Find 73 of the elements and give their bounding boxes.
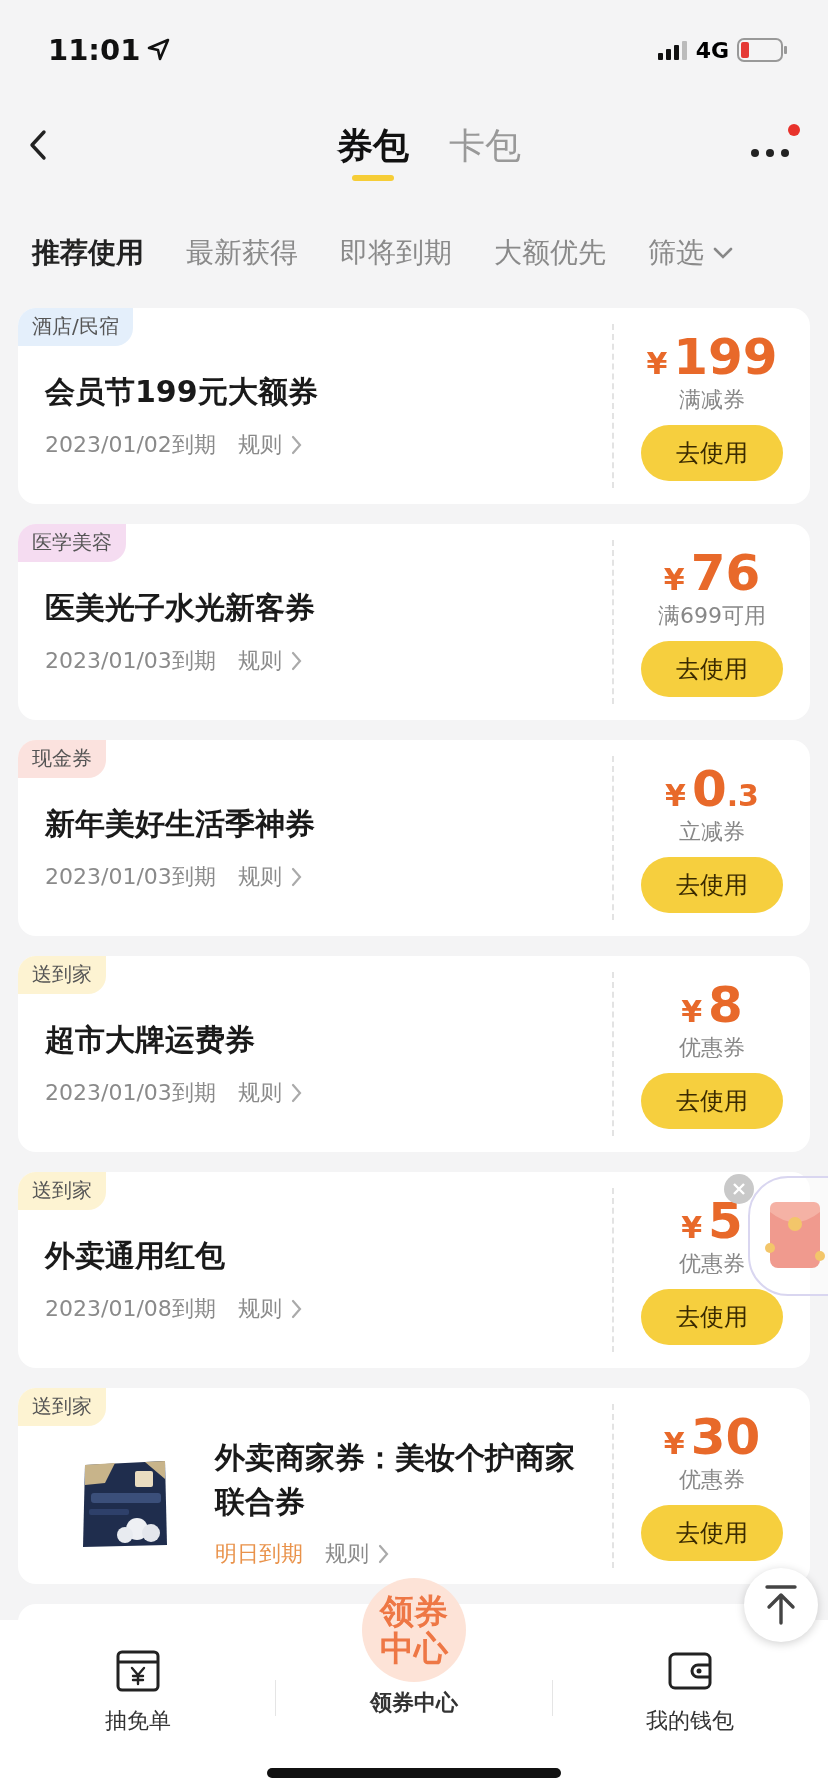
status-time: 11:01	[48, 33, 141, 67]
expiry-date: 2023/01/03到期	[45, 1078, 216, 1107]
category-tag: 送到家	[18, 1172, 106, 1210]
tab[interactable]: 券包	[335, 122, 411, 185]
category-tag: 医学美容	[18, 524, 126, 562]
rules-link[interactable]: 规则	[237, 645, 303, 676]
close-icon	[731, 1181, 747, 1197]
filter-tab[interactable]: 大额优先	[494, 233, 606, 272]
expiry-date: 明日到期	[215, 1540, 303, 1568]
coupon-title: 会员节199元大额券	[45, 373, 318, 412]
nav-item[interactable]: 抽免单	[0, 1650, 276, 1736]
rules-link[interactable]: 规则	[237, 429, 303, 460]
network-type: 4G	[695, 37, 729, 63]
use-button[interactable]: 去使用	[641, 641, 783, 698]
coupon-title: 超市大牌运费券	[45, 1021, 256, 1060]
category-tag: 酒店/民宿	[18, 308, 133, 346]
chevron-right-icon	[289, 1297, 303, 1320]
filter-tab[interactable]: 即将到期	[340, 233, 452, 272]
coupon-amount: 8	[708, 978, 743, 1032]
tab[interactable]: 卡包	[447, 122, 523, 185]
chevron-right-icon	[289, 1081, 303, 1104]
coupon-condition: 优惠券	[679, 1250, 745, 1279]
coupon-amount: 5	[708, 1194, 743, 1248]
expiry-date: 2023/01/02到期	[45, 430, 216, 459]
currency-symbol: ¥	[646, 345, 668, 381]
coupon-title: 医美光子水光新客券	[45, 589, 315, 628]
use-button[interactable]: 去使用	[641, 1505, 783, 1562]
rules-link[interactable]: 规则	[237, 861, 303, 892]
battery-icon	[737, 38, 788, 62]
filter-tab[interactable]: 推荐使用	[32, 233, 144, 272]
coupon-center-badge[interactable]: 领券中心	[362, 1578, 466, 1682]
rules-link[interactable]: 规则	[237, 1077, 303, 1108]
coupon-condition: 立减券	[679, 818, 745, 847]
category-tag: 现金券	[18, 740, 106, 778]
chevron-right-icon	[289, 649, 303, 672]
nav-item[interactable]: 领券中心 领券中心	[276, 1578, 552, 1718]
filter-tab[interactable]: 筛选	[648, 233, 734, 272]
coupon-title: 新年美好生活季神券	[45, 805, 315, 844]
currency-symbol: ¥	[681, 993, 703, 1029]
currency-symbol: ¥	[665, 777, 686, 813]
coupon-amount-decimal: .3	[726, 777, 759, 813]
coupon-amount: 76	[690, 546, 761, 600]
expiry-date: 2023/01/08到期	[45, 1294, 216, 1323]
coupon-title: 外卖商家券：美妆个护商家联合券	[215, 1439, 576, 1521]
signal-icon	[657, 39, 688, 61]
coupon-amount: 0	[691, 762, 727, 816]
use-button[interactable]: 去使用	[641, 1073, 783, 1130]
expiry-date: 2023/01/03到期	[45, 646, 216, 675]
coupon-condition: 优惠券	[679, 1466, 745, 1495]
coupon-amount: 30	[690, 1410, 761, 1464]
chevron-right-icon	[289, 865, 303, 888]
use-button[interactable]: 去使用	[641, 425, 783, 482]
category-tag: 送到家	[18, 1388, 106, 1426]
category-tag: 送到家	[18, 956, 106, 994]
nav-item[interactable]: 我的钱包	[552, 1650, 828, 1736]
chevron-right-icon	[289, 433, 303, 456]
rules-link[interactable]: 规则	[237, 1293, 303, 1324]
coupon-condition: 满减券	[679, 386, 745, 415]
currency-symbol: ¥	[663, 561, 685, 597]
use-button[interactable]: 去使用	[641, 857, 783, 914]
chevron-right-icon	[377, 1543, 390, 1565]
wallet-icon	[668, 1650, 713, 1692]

PROBLEM:
Copy the material above word for word, leaving out the picture.

THE SOLUTION:
Find 73 of the elements and give their bounding boxes.
status-time: 11:01	[48, 33, 141, 67]
expiry-date: 2023/01/03到期	[45, 1078, 216, 1107]
category-tag: 送到家	[18, 1172, 106, 1210]
tab[interactable]: 券包	[335, 122, 411, 185]
category-tag: 医学美容	[18, 524, 126, 562]
rules-link[interactable]: 规则	[237, 645, 303, 676]
close-icon	[731, 1181, 747, 1197]
filter-tab[interactable]: 大额优先	[494, 233, 606, 272]
expiry-date: 明日到期	[215, 1540, 303, 1568]
coupon-title: 会员节199元大额券	[45, 373, 318, 412]
nav-item[interactable]: 抽免单	[0, 1650, 276, 1736]
rules-link[interactable]: 规则	[237, 429, 303, 460]
network-type: 4G	[695, 37, 729, 63]
use-button[interactable]: 去使用	[641, 641, 783, 698]
coupon-title: 超市大牌运费券	[45, 1021, 256, 1060]
category-tag: 酒店/民宿	[18, 308, 133, 346]
chevron-right-icon	[289, 1297, 303, 1320]
filter-tab[interactable]: 即将到期	[340, 233, 452, 272]
coupon-amount: 8	[708, 978, 743, 1032]
tab[interactable]: 卡包	[447, 122, 523, 185]
chevron-right-icon	[289, 1081, 303, 1104]
coupon-condition: 优惠券	[679, 1250, 745, 1279]
coupon-amount: 5	[708, 1194, 743, 1248]
expiry-date: 2023/01/02到期	[45, 430, 216, 459]
currency-symbol: ¥	[646, 345, 668, 381]
coupon-title: 医美光子水光新客券	[45, 589, 315, 628]
use-button[interactable]: 去使用	[641, 1505, 783, 1562]
rules-link[interactable]: 规则	[237, 861, 303, 892]
battery-icon	[737, 38, 788, 62]
filter-tab[interactable]: 推荐使用	[32, 233, 144, 272]
coupon-center-badge[interactable]: 领券中心	[362, 1578, 466, 1682]
rules-link[interactable]: 规则	[237, 1077, 303, 1108]
coupon-condition: 立减券	[679, 818, 745, 847]
category-tag: 现金券	[18, 740, 106, 778]
chevron-right-icon	[289, 649, 303, 672]
nav-item[interactable]: 领券中心 领券中心	[276, 1578, 552, 1718]
filter-tab[interactable]: 筛选	[648, 233, 734, 272]
coupon-title: 新年美好生活季神券	[45, 805, 315, 844]
currency-symbol: ¥	[681, 993, 703, 1029]
currency-symbol: ¥	[665, 777, 686, 813]
coupon-amount-decimal: .3	[726, 777, 759, 813]
coupon-amount: 76	[690, 546, 761, 600]
expiry-date: 2023/01/08到期	[45, 1294, 216, 1323]
coupon-title: 外卖商家券：美妆个护商家联合券	[215, 1439, 576, 1521]
signal-icon	[657, 39, 688, 61]
coupon-amount: 0	[691, 762, 727, 816]
use-button[interactable]: 去使用	[641, 1073, 783, 1130]
expiry-date: 2023/01/03到期	[45, 646, 216, 675]
coupon-condition: 优惠券	[679, 1466, 745, 1495]
coupon-amount: 30	[690, 1410, 761, 1464]
chevron-right-icon	[289, 865, 303, 888]
use-button[interactable]: 去使用	[641, 425, 783, 482]
category-tag: 送到家	[18, 1388, 106, 1426]
category-tag: 送到家	[18, 956, 106, 994]
nav-item[interactable]: 我的钱包	[552, 1650, 828, 1736]
chevron-right-icon	[289, 433, 303, 456]
rules-link[interactable]: 规则	[237, 1293, 303, 1324]
coupon-condition: 满减券	[679, 386, 745, 415]
currency-symbol: ¥	[663, 561, 685, 597]
use-button[interactable]: 去使用	[641, 857, 783, 914]
chevron-right-icon	[377, 1543, 390, 1565]
wallet-icon	[668, 1650, 713, 1692]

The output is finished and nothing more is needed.